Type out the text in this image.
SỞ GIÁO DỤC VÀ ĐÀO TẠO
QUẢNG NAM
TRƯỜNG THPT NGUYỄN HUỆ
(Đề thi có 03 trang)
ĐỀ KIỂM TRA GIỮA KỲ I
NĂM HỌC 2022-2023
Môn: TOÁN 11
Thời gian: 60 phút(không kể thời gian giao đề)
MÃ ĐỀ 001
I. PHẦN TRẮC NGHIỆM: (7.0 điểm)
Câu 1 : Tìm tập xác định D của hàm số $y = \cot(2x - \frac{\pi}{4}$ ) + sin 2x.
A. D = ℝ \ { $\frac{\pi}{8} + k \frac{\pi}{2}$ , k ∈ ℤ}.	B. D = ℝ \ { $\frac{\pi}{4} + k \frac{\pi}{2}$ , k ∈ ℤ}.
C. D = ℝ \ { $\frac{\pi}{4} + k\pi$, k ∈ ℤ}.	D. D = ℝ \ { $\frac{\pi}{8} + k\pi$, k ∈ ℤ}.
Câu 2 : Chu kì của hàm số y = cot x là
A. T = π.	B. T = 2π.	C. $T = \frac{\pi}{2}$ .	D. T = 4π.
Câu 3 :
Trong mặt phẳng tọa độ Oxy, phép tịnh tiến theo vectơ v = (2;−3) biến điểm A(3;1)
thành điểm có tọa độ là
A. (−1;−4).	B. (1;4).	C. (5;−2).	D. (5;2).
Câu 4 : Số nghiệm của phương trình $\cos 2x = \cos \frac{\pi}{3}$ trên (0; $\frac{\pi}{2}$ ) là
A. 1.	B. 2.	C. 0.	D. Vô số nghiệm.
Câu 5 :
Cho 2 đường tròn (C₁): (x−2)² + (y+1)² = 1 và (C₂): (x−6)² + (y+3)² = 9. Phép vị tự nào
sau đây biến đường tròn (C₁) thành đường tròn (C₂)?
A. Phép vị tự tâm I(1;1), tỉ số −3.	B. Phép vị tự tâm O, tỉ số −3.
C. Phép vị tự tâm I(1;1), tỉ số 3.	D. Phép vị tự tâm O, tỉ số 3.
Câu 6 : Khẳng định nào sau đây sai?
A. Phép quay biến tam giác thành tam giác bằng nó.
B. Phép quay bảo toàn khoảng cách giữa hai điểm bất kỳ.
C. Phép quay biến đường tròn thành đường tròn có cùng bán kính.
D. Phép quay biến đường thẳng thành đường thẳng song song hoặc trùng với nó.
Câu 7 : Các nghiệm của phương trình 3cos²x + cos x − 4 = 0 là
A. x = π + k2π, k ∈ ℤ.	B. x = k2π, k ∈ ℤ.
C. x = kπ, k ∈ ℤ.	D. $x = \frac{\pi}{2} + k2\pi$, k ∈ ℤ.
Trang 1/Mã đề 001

Aim of the exercise :: Search the lines for "tròn". Copy each line that has it.

Expected answer ::
Cho 2 đường tròn (C₁): (x−2)² + (y+1)² = 1 và (C₂): (x−6)² + (y+3)² = 9. Phép vị tự nào
sau đây biến đường tròn (C₁) thành đường tròn (C₂)?
C. Phép quay biến đường tròn thành đường tròn có cùng bán kính.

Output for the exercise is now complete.